:: Directive ::
Write out every single entry exactly.

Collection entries

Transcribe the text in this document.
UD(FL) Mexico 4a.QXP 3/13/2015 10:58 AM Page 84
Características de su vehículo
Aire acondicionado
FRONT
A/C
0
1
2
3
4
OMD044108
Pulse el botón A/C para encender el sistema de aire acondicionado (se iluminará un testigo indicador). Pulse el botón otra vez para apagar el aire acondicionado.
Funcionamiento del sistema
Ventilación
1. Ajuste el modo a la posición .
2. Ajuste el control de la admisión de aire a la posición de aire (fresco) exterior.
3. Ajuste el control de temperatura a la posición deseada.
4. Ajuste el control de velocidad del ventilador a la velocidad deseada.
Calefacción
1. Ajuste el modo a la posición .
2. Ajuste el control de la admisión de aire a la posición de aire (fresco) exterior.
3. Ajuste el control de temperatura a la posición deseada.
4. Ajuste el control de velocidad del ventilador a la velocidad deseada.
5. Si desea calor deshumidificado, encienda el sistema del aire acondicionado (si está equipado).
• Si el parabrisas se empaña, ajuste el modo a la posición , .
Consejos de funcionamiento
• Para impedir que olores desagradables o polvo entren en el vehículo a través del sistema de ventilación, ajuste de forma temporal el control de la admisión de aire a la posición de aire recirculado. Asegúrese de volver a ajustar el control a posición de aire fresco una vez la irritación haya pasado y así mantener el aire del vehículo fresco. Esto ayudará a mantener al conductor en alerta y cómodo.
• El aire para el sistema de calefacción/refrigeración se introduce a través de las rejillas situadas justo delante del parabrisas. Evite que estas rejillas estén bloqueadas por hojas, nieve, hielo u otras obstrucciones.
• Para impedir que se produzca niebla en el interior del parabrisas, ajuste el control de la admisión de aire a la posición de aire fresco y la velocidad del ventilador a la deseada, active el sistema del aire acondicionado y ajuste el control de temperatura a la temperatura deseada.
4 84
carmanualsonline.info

:: Response to this exercise ::
Transcribe the text in this document.
UD(FL) Mexico 4a.QXP 3/13/2015 10:58 AM Page 84
Características de su vehículo
Aire acondicionado
FRONT
A/C
0
1
2
3
4
OMD044108
Pulse el botón A/C para encender el sistema de aire acondicionado (se iluminará un testigo indicador). Pulse el botón otra vez para apagar el aire acondicionado.
Funcionamiento del sistema
Ventilación
1. Ajuste el modo a la posición .
2. Ajuste el control de la admisión de aire a la posición de aire (fresco) exterior.
3. Ajuste el control de temperatura a la posición deseada.
4. Ajuste el control de velocidad del ventilador a la velocidad deseada.
Calefacción
1. Ajuste el modo a la posición .
2. Ajuste el control de la admisión de aire a la posición de aire (fresco) exterior.
3. Ajuste el control de temperatura a la posición deseada.
4. Ajuste el control de velocidad del ventilador a la velocidad deseada.
5. Si desea calor deshumidificado, encienda el sistema del aire acondicionado (si está equipado).
• Si el parabrisas se empaña, ajuste el modo a la posición , .
Consejos de funcionamiento
• Para impedir que olores desagradables o polvo entren en el vehículo a través del sistema de ventilación, ajuste de forma temporal el control de la admisión de aire a la posición de aire recirculado. Asegúrese de volver a ajustar el control a posición de aire fresco una vez la irritación haya pasado y así mantener el aire del vehículo fresco. Esto ayudará a mantener al conductor en alerta y cómodo.
• El aire para el sistema de calefacción/refrigeración se introduce a través de las rejillas situadas justo delante del parabrisas. Evite que estas rejillas estén bloqueadas por hojas, nieve, hielo u otras obstrucciones.
• Para impedir que se produzca niebla en el interior del parabrisas, ajuste el control de la admisión de aire a la posición de aire fresco y la velocidad del ventilador a la deseada, active el sistema del aire acondicionado y ajuste el control de temperatura a la temperatura deseada.
4 84
carmanualsonline.info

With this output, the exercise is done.